▶ EXERCISE OBJECTIVE:
Here are some records; return them all exactly.

▶ WORKING DATA:
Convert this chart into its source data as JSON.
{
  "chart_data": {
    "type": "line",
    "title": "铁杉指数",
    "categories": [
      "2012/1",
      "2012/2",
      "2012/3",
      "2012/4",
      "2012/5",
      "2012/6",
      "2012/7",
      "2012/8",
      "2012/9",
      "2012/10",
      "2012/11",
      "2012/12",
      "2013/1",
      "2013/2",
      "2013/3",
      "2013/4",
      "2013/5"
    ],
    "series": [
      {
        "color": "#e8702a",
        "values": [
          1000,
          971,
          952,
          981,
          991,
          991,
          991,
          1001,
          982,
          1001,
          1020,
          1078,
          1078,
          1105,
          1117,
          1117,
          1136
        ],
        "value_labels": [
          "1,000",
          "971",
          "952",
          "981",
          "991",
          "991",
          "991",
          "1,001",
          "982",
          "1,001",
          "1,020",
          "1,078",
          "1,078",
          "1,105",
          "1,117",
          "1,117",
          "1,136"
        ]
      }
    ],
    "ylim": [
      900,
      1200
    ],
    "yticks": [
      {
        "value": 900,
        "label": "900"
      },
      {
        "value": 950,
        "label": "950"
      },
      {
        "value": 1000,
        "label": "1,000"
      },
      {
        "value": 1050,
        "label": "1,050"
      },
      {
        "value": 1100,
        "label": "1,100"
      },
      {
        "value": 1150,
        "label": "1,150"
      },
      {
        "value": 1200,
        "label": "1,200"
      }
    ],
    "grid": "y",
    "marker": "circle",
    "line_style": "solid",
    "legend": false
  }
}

▶ THE RESULT:
Convert this chart into its source data as JSON.
{
  "chart_data": {
    "type": "line",
    "title": "铁杉指数",
    "categories": [
      "2012/1",
      "2012/2",
      "2012/3",
      "2012/4",
      "2012/5",
      "2012/6",
      "2012/7",
      "2012/8",
      "2012/9",
      "2012/10",
      "2012/11",
      "2012/12",
      "2013/1",
      "2013/2",
      "2013/3",
      "2013/4",
      "2013/5"
    ],
    "series": [
      {
        "color": "#e8702a",
        "values": [
          1000,
          971,
          952,
          981,
          991,
          991,
          991,
          1001,
          982,
          1001,
          1020,
          1078,
          1078,
          1105,
          1117,
          1117,
          1136
        ],
        "value_labels": [
          "1,000",
          "971",
          "952",
          "981",
          "991",
          "991",
          "991",
          "1,001",
          "982",
          "1,001",
          "1,020",
          "1,078",
          "1,078",
          "1,105",
          "1,117",
          "1,117",
          "1,136"
        ]
      }
    ],
    "ylim": [
      900,
      1200
    ],
    "yticks": [
      {
        "value": 900,
        "label": "900"
      },
      {
        "value": 950,
        "label": "950"
      },
      {
        "value": 1000,
        "label": "1,000"
      },
      {
        "value": 1050,
        "label": "1,050"
      },
      {
        "value": 1100,
        "label": "1,100"
      },
      {
        "value": 1150,
        "label": "1,150"
      },
      {
        "value": 1200,
        "label": "1,200"
      }
    ],
    "grid": "y",
    "marker": "circle",
    "line_style": "solid",
    "legend": false
  }
}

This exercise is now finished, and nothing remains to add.